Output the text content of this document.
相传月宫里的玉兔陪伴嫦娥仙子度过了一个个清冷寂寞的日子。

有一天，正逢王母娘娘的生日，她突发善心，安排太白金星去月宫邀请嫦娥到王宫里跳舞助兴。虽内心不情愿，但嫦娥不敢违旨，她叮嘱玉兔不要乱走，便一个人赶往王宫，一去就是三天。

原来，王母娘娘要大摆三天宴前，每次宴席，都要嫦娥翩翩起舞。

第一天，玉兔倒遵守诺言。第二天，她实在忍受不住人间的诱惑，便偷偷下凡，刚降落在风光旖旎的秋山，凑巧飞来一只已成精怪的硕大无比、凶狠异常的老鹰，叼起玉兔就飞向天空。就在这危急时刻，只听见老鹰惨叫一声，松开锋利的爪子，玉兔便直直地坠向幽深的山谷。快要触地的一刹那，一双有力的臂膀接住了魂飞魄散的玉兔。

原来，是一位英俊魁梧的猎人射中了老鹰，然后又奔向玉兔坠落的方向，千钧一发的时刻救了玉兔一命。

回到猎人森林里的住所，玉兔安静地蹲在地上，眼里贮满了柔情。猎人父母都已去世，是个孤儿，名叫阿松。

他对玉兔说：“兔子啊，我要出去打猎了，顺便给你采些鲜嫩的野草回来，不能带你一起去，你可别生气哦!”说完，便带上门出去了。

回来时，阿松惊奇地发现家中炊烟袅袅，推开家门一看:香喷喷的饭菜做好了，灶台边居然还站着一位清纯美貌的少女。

Your instructions: Retype the material in full. Each word must match.

Written answer:
Output the text content of this document.
相传月宫里的玉兔陪伴嫦娥仙子度过了一个个清冷寂寞的日子。

有一天，正逢王母娘娘的生日，她突发善心，安排太白金星去月宫邀请嫦娥到王宫里跳舞助兴。虽内心不情愿，但嫦娥不敢违旨，她叮嘱玉兔不要乱走，便一个人赶往王宫，一去就是三天。

原来，王母娘娘要大摆三天宴前，每次宴席，都要嫦娥翩翩起舞。

第一天，玉兔倒遵守诺言。第二天，她实在忍受不住人间的诱惑，便偷偷下凡，刚降落在风光旖旎的秋山，凑巧飞来一只已成精怪的硕大无比、凶狠异常的老鹰，叼起玉兔就飞向天空。就在这危急时刻，只听见老鹰惨叫一声，松开锋利的爪子，玉兔便直直地坠向幽深的山谷。快要触地的一刹那，一双有力的臂膀接住了魂飞魄散的玉兔。

原来，是一位英俊魁梧的猎人射中了老鹰，然后又奔向玉兔坠落的方向，千钧一发的时刻救了玉兔一命。

回到猎人森林里的住所，玉兔安静地蹲在地上，眼里贮满了柔情。猎人父母都已去世，是个孤儿，名叫阿松。

他对玉兔说：“兔子啊，我要出去打猎了，顺便给你采些鲜嫩的野草回来，不能带你一起去，你可别生气哦!”说完，便带上门出去了。

回来时，阿松惊奇地发现家中炊烟袅袅，推开家门一看:香喷喷的饭菜做好了，灶台边居然还站着一位清纯美貌的少女。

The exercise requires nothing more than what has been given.